## Goal of the exercise
Filter this data down to the lines that hold "ylabel", and copy them.

## Dataset listings of figures
┄┄┄┄┄┄┄┄┄┄┄┄┄┄┄┄┄┄┄┄

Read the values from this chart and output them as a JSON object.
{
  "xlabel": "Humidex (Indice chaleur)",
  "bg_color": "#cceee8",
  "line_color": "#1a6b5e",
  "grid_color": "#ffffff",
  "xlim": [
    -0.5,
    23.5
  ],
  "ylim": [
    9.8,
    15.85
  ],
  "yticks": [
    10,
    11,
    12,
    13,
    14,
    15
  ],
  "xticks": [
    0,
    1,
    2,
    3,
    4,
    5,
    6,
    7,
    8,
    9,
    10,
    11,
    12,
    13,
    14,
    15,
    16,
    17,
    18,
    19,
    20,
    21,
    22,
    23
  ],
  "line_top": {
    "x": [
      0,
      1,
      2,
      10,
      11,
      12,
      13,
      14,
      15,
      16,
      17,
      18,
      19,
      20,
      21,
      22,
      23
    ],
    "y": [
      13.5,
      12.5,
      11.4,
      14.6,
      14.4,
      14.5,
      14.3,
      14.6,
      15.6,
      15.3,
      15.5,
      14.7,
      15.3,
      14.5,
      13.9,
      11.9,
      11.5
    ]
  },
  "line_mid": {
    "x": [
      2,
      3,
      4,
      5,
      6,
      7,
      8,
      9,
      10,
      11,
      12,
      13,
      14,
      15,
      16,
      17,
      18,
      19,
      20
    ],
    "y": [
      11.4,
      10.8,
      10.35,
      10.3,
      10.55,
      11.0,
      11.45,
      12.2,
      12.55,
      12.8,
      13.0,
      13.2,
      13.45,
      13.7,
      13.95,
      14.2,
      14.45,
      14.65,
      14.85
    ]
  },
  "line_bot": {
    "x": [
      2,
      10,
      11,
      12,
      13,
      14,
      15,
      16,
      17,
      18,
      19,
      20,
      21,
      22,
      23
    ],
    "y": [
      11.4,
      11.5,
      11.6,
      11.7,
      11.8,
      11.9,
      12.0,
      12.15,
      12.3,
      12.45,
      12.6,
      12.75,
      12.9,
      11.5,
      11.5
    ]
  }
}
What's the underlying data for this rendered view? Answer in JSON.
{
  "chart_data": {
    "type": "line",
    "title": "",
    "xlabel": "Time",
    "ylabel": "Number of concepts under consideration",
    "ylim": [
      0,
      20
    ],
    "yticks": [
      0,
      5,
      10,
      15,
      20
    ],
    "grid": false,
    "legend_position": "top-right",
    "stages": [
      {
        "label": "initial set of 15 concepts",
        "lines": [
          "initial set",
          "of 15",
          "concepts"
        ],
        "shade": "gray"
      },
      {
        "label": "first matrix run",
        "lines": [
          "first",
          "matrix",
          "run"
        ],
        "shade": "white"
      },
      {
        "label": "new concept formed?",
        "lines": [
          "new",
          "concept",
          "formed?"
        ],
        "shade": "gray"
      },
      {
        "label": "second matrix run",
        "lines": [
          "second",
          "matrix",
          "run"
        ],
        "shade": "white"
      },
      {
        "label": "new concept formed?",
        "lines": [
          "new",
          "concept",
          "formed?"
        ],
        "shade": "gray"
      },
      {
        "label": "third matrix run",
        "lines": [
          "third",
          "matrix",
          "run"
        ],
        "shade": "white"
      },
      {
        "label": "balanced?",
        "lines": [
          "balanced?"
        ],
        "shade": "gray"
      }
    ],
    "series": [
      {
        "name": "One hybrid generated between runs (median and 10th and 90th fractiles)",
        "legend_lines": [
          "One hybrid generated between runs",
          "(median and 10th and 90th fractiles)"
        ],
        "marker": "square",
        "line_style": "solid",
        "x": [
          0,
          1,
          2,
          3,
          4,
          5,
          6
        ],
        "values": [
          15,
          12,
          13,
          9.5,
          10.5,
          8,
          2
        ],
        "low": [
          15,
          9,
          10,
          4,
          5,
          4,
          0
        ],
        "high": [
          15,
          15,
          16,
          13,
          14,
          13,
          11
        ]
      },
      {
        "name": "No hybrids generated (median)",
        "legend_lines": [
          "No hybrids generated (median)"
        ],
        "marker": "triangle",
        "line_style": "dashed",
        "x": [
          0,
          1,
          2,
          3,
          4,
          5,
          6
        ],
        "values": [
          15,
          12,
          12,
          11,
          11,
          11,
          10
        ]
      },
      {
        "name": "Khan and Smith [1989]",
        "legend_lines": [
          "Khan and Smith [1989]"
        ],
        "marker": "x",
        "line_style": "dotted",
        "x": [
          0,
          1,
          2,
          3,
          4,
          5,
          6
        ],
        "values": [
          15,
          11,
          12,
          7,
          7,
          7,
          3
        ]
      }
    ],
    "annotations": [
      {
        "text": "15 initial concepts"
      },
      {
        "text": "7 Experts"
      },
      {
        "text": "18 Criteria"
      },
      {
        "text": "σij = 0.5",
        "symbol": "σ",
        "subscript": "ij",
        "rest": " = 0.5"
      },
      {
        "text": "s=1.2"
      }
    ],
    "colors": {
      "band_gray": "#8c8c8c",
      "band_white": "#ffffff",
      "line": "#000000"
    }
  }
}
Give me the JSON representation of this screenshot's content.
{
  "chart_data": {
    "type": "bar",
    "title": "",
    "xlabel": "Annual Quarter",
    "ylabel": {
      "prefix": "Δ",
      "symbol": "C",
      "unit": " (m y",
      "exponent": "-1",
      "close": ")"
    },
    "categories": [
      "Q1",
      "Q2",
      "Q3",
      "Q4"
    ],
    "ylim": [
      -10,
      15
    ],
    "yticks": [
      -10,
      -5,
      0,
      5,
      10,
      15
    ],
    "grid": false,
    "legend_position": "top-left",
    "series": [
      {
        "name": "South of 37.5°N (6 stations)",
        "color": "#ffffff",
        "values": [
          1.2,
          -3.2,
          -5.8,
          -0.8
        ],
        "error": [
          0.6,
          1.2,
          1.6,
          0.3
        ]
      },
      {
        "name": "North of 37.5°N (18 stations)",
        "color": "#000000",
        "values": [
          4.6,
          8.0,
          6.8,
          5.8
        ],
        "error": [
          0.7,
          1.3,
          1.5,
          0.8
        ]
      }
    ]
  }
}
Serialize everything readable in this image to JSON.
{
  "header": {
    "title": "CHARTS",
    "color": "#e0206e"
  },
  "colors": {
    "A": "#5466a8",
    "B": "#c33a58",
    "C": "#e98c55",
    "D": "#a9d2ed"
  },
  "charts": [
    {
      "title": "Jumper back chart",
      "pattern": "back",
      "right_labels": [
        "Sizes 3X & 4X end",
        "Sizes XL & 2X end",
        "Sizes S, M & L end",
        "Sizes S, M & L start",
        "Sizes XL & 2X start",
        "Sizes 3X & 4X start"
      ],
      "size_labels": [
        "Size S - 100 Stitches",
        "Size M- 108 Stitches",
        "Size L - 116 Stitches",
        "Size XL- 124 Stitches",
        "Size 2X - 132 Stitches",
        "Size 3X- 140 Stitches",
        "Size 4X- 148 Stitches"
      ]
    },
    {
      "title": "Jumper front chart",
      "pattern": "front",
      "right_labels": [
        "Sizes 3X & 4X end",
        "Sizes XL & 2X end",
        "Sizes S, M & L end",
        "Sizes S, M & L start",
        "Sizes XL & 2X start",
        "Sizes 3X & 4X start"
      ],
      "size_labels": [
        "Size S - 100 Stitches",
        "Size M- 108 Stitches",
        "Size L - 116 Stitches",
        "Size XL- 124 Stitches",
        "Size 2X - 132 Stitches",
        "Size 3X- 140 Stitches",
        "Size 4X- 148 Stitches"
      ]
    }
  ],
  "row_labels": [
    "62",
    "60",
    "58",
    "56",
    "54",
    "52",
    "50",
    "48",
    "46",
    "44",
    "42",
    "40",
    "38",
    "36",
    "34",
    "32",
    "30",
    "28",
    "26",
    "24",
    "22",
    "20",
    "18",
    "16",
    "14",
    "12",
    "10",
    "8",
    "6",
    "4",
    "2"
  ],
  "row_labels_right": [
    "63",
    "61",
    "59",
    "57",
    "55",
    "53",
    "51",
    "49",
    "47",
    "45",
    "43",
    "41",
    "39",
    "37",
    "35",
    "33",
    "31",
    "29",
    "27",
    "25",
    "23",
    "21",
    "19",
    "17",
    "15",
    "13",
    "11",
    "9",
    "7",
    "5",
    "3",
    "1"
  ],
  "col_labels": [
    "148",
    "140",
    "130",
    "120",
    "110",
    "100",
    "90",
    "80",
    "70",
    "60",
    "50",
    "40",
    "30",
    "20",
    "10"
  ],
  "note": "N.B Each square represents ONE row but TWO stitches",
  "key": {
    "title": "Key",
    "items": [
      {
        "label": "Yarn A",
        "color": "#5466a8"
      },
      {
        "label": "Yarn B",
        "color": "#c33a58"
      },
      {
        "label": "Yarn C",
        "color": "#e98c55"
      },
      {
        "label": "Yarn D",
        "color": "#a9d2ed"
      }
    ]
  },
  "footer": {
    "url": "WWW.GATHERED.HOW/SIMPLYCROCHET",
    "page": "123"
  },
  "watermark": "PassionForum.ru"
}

┄┄┄┄┄┄┄┄┄┄┄┄┄┄┄┄┄┄┄┄

## Answer to this problem
    "ylabel": "Number of concepts under consideration",
    "ylabel": {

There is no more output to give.